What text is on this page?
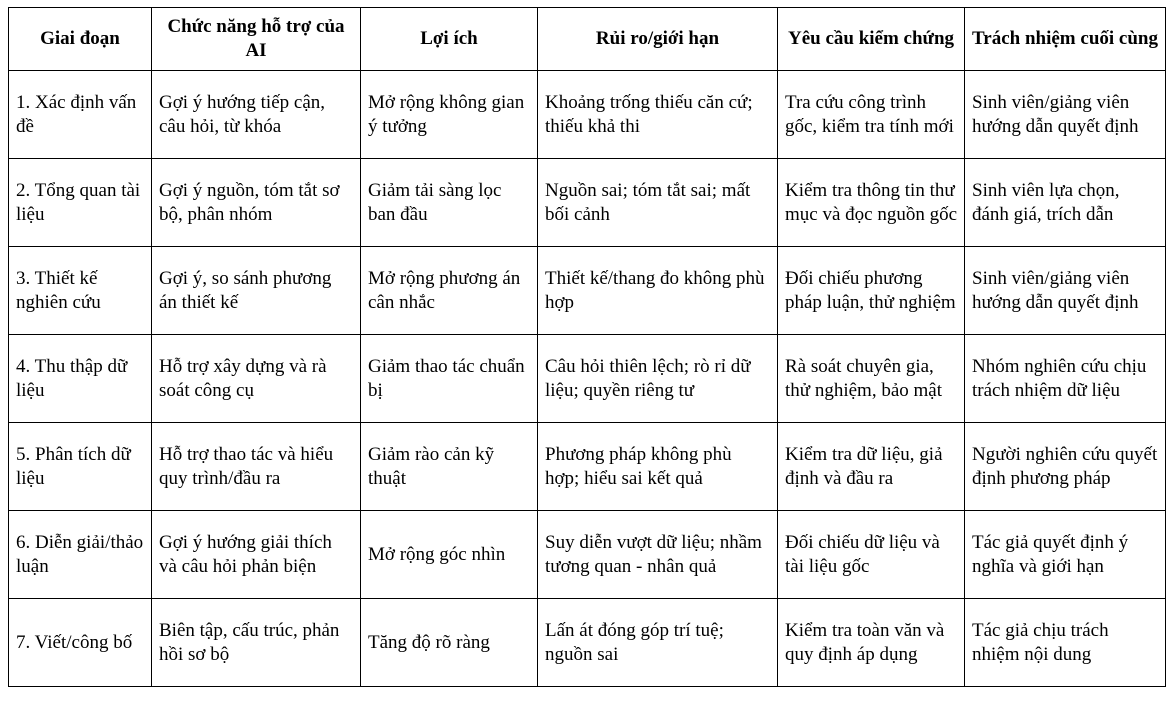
Giai đoạn	Chức năng hỗ trợ của AI	Lợi ích	Rủi ro/giới hạn	Yêu cầu kiểm chứng	Trách nhiệm cuối cùng
1. Xác định vấn đề	Gợi ý hướng tiếp cận, câu hỏi, từ khóa	Mở rộng không gian ý tưởng	Khoảng trống thiếu căn cứ; thiếu khả thi	Tra cứu công trình gốc, kiểm tra tính mới	Sinh viên/giảng viên hướng dẫn quyết định
2. Tổng quan tài liệu	Gợi ý nguồn, tóm tắt sơ bộ, phân nhóm	Giảm tải sàng lọc ban đầu	Nguồn sai; tóm tắt sai; mất bối cảnh	Kiểm tra thông tin thư mục và đọc nguồn gốc	Sinh viên lựa chọn, đánh giá, trích dẫn
3. Thiết kế nghiên cứu	Gợi ý, so sánh phương án thiết kế	Mở rộng phương án cân nhắc	Thiết kế/thang đo không phù hợp	Đối chiếu phương pháp luận, thử nghiệm	Sinh viên/giảng viên hướng dẫn quyết định
4. Thu thập dữ liệu	Hỗ trợ xây dựng và rà soát công cụ	Giảm thao tác chuẩn bị	Câu hỏi thiên lệch; rò rỉ dữ liệu; quyền riêng tư	Rà soát chuyên gia, thử nghiệm, bảo mật	Nhóm nghiên cứu chịu trách nhiệm dữ liệu
5. Phân tích dữ liệu	Hỗ trợ thao tác và hiểu quy trình/đầu ra	Giảm rào cản kỹ thuật	Phương pháp không phù hợp; hiểu sai kết quả	Kiểm tra dữ liệu, giả định và đầu ra	Người nghiên cứu quyết định phương pháp
6. Diễn giải/thảo luận	Gợi ý hướng giải thích và câu hỏi phản biện	Mở rộng góc nhìn	Suy diễn vượt dữ liệu; nhầm tương quan - nhân quả	Đối chiếu dữ liệu và tài liệu gốc	Tác giả quyết định ý nghĩa và giới hạn
7. Viết/công bố	Biên tập, cấu trúc, phản hồi sơ bộ	Tăng độ rõ ràng	Lấn át đóng góp trí tuệ; nguồn sai	Kiểm tra toàn văn và quy định áp dụng	Tác giả chịu trách nhiệm nội dung
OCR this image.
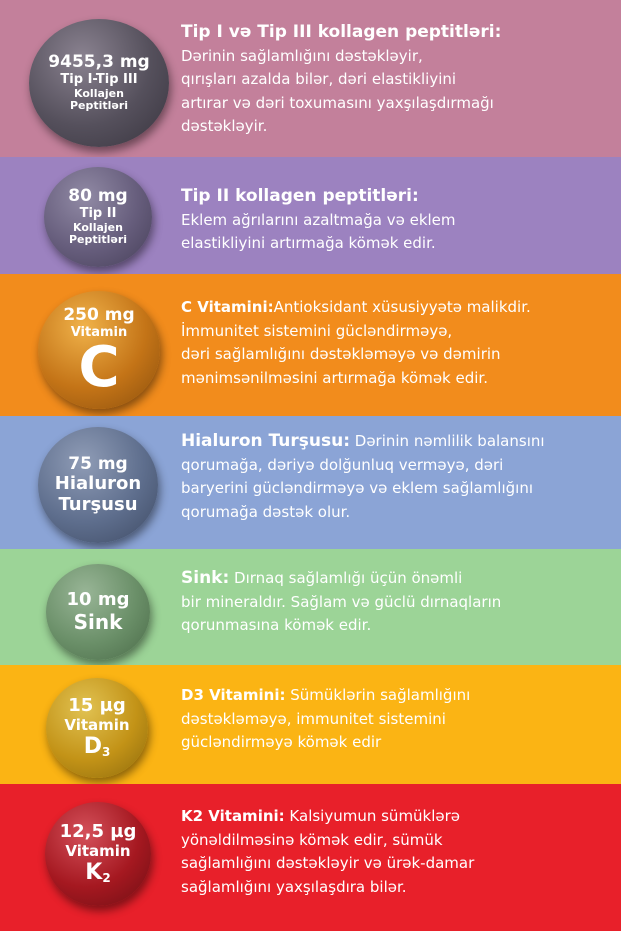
9455,3 mg
Tip I-Tip III
Kollajen
Peptitləri
Tip I və Tip III kollagen peptitləri:
Dərinin sağlamlığını dəstəkləyir,
qırışları azalda bilər, dəri elastikliyini
artırar və dəri toxumasını yaxşılaşdırmağı
dəstəkləyir.
80 mg
Tip II
Kollajen
Peptitləri
Tip II kollagen peptitləri:
Eklem ağrılarını azaltmağa və eklem
elastikliyini artırmağa kömək edir.
250 mg
Vitamin
C
C Vitamini:Antioksidant xüsusiyyətə malikdir.
İmmunitet sistemini gücləndirməyə,
dəri sağlamlığını dəstəkləməyə və dəmirin
mənimsənilməsini artırmağa kömək edir.
75 mg
Hialuron
Turşusu
Hialuron Turşusu: Dərinin nəmlilik balansını
qorumağa, dəriyə dolğunluq verməyə, dəri
baryerini gücləndirməyə və eklem sağlamlığını
qorumağa dəstək olur.
10 mg
Sink
Sink: Dırnaq sağlamlığı üçün önəmli
bir mineraldır. Sağlam və güclü dırnaqların
qorunmasına kömək edir.
15 µg
Vitamin
$D_3$
D3 Vitamini: Sümüklərin sağlamlığını
dəstəkləməyə, immunitet sistemini
gücləndirməyə kömək edir
12,5 µg
Vitamin
$K_2$
K2 Vitamini: Kalsiyumun sümüklərə
yönəldilməsinə kömək edir, sümük
sağlamlığını dəstəkləyir və ürək-damar
sağlamlığını yaxşılaşdıra bilər.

==*==

■ **STATED PROBLEM**: Where does the word "không" appear? Return each line that holds it.

■ **ANSWER FOR THIS EXERCISE**:
1. Xác định vấn đề	Gợi ý hướng tiếp cận, câu hỏi, từ khóa	Mở rộng không gian ý tưởng	Khoảng trống thiếu căn cứ; thiếu khả thi	Tra cứu công trình gốc, kiểm tra tính mới	Sinh viên/giảng viên hướng dẫn quyết định
3. Thiết kế nghiên cứu	Gợi ý, so sánh phương án thiết kế	Mở rộng phương án cân nhắc	Thiết kế/thang đo không phù hợp	Đối chiếu phương pháp luận, thử nghiệm	Sinh viên/giảng viên hướng dẫn quyết định
5. Phân tích dữ liệu	Hỗ trợ thao tác và hiểu quy trình/đầu ra	Giảm rào cản kỹ thuật	Phương pháp không phù hợp; hiểu sai kết quả	Kiểm tra dữ liệu, giả định và đầu ra	Người nghiên cứu quyết định phương pháp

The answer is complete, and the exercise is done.